__Written exercise__
From the entries that follow, pick out all lines holding "title".

__Data supplied__

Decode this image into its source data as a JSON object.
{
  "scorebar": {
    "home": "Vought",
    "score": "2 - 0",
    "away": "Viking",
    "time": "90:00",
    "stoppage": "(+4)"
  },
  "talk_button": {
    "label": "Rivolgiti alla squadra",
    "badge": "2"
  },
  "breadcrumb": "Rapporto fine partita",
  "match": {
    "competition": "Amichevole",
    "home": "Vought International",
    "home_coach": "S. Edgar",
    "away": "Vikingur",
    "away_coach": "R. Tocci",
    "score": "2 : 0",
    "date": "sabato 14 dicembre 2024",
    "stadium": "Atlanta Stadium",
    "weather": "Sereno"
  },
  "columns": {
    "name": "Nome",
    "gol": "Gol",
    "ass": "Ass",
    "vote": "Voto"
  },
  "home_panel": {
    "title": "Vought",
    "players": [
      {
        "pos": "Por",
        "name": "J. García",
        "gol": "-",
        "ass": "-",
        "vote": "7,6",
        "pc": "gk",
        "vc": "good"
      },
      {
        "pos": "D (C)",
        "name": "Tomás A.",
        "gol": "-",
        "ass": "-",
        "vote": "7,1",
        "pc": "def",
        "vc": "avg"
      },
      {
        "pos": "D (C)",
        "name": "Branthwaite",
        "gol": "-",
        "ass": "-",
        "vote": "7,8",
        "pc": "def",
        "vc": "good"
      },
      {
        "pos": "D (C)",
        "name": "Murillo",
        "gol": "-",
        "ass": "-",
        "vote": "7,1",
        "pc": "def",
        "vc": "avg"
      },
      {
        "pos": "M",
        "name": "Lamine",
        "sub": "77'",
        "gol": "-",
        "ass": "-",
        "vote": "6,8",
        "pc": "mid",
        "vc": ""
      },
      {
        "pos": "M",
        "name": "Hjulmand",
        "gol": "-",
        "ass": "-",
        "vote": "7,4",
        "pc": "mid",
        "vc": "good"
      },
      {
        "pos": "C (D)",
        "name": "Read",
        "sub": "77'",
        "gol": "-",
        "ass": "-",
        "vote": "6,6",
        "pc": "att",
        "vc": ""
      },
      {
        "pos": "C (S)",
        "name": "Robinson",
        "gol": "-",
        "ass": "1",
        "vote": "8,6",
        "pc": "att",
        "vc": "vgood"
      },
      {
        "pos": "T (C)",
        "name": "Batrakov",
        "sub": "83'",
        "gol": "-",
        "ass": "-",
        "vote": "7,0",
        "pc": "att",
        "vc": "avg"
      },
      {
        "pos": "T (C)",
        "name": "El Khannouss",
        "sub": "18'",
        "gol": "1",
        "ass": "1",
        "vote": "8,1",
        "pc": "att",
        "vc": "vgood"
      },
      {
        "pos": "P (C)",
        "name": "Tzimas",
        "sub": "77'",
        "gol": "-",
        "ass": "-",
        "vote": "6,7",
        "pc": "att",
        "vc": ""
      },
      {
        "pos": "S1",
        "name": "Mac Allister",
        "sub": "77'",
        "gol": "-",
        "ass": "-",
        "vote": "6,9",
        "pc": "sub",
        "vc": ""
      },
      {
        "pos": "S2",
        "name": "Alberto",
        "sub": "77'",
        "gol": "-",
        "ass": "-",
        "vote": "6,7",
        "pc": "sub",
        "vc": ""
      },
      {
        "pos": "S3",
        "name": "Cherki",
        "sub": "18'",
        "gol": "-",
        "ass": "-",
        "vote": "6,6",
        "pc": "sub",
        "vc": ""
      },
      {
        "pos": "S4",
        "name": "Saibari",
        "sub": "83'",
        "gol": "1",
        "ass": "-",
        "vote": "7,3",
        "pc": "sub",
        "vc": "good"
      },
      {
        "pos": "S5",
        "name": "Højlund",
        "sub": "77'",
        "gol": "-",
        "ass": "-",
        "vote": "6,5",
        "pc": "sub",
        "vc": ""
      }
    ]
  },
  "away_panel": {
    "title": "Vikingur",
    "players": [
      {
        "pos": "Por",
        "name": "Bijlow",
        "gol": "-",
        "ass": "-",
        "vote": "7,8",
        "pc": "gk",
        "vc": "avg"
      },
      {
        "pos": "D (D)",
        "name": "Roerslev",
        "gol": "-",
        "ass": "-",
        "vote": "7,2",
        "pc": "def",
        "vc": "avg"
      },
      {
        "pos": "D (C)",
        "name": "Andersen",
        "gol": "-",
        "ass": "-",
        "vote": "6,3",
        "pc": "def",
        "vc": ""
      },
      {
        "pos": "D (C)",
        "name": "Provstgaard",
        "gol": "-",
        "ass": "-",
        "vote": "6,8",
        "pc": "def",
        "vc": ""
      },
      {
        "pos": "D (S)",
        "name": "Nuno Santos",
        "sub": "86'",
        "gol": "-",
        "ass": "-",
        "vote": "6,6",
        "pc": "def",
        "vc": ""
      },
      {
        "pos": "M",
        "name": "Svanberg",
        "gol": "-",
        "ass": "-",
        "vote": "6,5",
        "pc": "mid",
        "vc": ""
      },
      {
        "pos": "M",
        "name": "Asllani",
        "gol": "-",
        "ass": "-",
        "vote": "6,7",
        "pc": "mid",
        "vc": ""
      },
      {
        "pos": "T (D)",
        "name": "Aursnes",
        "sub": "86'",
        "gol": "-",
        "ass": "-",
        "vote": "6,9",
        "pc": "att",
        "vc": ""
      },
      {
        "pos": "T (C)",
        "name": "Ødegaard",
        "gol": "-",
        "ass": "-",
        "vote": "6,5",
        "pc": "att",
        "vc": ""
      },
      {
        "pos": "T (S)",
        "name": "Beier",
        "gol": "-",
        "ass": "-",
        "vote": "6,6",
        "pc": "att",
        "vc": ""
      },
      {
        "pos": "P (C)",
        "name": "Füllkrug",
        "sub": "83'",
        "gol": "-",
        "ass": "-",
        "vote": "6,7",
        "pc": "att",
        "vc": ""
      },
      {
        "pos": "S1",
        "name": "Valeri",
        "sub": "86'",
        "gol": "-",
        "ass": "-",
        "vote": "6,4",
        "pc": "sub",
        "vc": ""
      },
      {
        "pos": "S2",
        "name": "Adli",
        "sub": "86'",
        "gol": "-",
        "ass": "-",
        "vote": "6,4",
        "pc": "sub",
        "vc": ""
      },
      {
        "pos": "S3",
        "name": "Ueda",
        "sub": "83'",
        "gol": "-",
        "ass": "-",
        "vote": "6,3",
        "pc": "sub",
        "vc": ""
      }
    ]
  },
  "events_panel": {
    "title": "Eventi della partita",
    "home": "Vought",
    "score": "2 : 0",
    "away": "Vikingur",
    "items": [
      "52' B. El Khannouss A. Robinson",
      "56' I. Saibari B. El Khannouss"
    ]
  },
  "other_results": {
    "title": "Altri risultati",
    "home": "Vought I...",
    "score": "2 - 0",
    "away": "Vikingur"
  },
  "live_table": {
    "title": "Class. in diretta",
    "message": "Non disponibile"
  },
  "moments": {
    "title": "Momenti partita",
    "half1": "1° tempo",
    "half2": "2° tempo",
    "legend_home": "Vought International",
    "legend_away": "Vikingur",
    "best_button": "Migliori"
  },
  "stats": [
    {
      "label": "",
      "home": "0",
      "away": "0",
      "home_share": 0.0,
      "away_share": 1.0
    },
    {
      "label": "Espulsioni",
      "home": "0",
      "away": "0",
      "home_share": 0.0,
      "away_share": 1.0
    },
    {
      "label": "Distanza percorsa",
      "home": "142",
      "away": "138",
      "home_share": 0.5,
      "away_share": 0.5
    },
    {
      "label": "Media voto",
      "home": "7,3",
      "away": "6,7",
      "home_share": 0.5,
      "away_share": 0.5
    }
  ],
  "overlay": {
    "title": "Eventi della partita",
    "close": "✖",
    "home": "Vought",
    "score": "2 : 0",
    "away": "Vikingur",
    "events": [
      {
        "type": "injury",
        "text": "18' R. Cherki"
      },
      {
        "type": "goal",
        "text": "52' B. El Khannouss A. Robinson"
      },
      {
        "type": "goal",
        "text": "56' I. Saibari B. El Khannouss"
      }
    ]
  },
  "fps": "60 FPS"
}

__Answer to the problem__
    "title": "Vought",
    "title": "Vikingur",
    "title": "Eventi della partita",
    "title": "Altri risultati",
    "title": "Class. in diretta",
    "title": "Momenti partita",
    "title": "Eventi della partita",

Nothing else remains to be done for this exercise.